▶ **What is asked**
Can you find the lines of the listing that include "pink" and copy every one?

++++ Material provided

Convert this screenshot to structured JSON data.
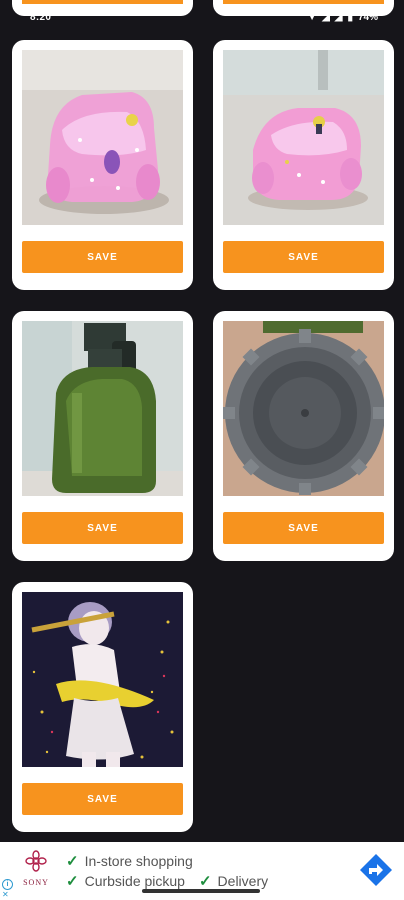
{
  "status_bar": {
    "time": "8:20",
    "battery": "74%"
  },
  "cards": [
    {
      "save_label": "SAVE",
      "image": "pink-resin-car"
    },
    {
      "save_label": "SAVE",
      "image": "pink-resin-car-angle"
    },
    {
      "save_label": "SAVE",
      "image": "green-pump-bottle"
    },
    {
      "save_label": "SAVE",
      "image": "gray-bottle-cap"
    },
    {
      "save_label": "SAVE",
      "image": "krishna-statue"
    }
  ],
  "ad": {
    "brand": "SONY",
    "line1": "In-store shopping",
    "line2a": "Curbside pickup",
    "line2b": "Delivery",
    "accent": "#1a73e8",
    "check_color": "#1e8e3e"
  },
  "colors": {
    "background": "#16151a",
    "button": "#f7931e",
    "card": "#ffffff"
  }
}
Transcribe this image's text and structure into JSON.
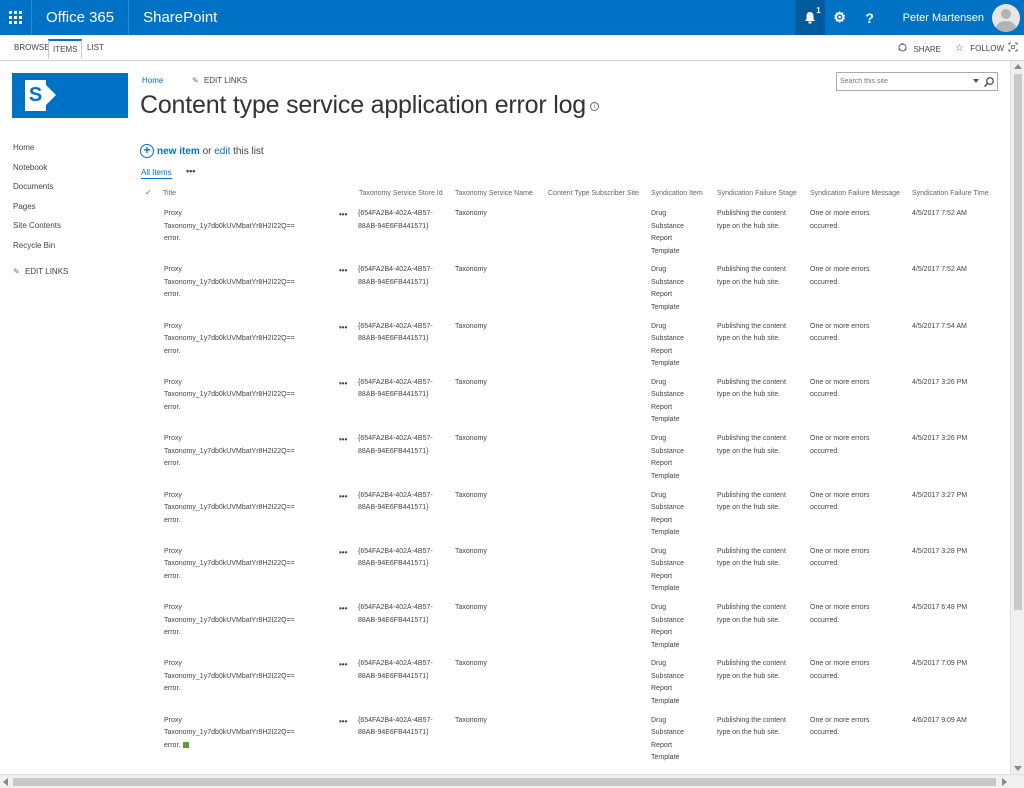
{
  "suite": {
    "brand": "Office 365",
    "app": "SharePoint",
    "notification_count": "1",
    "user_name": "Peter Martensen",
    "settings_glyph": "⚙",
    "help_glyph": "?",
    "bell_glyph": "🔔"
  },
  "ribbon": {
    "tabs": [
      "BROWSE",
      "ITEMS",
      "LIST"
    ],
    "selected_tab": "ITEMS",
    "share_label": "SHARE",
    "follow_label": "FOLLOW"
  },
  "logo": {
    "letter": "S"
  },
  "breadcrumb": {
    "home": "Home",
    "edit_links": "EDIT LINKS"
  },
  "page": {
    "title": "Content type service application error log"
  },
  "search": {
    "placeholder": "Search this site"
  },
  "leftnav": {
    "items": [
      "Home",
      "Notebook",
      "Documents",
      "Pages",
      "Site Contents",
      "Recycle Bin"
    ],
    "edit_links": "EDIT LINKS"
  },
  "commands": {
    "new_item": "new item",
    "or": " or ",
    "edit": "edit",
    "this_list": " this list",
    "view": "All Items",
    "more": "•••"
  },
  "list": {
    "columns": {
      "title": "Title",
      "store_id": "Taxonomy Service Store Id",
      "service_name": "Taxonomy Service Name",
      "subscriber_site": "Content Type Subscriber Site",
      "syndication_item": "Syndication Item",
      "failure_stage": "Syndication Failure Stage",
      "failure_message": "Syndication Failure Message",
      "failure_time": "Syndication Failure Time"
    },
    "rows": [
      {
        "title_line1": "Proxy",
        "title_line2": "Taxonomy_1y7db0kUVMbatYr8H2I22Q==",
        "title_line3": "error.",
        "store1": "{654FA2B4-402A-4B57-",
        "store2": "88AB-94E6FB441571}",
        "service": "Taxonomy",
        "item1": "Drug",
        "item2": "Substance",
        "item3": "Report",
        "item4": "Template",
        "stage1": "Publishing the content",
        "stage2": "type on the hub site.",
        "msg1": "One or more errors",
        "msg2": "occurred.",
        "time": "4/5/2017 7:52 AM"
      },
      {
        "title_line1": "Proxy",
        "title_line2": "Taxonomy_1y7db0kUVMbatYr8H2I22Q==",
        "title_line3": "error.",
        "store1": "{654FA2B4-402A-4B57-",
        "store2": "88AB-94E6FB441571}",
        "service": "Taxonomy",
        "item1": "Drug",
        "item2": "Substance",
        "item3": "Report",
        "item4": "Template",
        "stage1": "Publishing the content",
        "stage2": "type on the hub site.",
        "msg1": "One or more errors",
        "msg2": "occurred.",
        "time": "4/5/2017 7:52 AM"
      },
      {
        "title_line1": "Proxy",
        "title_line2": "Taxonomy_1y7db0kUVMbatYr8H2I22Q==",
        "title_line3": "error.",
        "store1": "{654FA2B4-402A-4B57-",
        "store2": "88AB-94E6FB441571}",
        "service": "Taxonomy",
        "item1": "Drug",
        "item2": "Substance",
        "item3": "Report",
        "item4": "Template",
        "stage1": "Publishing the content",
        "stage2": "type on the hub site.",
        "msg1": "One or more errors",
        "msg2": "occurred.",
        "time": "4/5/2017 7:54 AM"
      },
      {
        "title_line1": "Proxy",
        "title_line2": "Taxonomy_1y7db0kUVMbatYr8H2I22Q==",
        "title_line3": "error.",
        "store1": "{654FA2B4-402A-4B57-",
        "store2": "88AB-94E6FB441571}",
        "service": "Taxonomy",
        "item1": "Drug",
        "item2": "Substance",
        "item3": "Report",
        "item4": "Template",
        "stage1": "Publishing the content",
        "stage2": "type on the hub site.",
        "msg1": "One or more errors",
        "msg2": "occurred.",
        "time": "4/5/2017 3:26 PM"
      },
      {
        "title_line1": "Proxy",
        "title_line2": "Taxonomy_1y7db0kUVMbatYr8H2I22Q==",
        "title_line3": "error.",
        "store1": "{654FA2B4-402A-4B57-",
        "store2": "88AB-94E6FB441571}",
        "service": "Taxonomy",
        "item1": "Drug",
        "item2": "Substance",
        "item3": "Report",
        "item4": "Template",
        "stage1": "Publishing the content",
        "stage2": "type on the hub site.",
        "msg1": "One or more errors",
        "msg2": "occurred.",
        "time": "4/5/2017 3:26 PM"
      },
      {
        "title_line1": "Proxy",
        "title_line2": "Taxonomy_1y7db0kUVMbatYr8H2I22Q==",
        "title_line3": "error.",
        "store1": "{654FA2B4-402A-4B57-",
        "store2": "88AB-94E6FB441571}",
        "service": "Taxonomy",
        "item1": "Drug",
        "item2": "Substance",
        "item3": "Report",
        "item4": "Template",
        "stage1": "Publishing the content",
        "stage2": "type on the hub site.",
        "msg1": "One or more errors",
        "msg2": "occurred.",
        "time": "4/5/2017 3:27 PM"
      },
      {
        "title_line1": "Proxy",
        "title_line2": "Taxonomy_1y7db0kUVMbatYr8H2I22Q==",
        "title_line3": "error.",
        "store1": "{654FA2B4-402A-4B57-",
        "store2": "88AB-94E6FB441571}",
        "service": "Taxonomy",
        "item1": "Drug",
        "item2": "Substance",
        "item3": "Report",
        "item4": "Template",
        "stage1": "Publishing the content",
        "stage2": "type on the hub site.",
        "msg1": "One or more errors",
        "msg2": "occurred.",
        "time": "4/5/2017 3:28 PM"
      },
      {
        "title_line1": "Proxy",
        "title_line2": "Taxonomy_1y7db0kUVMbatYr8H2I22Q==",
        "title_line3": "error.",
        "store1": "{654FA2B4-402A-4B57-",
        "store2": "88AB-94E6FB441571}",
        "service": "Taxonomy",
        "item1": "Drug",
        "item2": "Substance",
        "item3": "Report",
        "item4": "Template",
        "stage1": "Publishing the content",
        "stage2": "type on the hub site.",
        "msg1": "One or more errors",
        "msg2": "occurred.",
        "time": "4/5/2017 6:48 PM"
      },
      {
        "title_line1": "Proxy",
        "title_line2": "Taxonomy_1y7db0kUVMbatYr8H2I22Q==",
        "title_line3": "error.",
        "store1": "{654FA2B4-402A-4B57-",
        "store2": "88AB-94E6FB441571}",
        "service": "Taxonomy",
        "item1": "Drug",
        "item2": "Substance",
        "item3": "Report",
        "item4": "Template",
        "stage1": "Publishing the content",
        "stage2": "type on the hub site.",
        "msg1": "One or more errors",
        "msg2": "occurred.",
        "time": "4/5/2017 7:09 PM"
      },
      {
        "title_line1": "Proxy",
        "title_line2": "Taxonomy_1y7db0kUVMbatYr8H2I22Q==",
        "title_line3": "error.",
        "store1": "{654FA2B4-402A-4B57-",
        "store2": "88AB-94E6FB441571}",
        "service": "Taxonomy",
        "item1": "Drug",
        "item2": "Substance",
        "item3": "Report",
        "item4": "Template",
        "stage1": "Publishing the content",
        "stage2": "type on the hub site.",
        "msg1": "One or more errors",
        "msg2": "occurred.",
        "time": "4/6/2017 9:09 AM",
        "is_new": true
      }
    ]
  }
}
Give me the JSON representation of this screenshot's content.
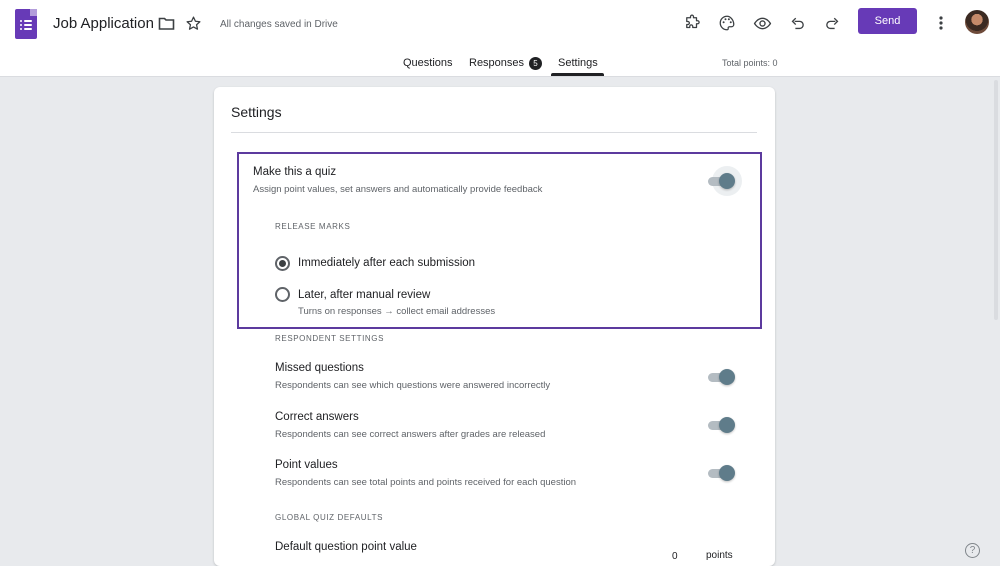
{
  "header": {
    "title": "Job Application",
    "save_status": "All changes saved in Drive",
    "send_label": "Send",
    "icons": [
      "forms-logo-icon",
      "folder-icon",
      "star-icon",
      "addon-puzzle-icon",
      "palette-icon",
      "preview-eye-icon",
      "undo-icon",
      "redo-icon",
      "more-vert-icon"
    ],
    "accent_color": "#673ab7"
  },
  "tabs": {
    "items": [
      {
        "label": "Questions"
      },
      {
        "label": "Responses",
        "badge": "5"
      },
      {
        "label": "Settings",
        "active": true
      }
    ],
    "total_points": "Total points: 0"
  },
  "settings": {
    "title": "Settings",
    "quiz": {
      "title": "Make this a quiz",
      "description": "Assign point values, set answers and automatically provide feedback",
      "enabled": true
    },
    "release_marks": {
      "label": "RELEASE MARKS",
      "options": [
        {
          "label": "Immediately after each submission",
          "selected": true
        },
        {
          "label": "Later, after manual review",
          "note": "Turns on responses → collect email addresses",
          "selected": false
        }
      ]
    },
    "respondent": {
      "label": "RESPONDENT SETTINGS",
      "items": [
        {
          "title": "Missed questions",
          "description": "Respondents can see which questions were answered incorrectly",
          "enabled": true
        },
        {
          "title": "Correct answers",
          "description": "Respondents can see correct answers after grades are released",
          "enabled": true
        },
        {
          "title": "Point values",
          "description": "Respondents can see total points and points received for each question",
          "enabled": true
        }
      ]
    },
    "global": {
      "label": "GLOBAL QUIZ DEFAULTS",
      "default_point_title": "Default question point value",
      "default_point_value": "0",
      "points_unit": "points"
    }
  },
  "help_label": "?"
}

++++++++

▶ **Full response**
      "image": "pink-resin-car"
      "image": "pink-resin-car-angle"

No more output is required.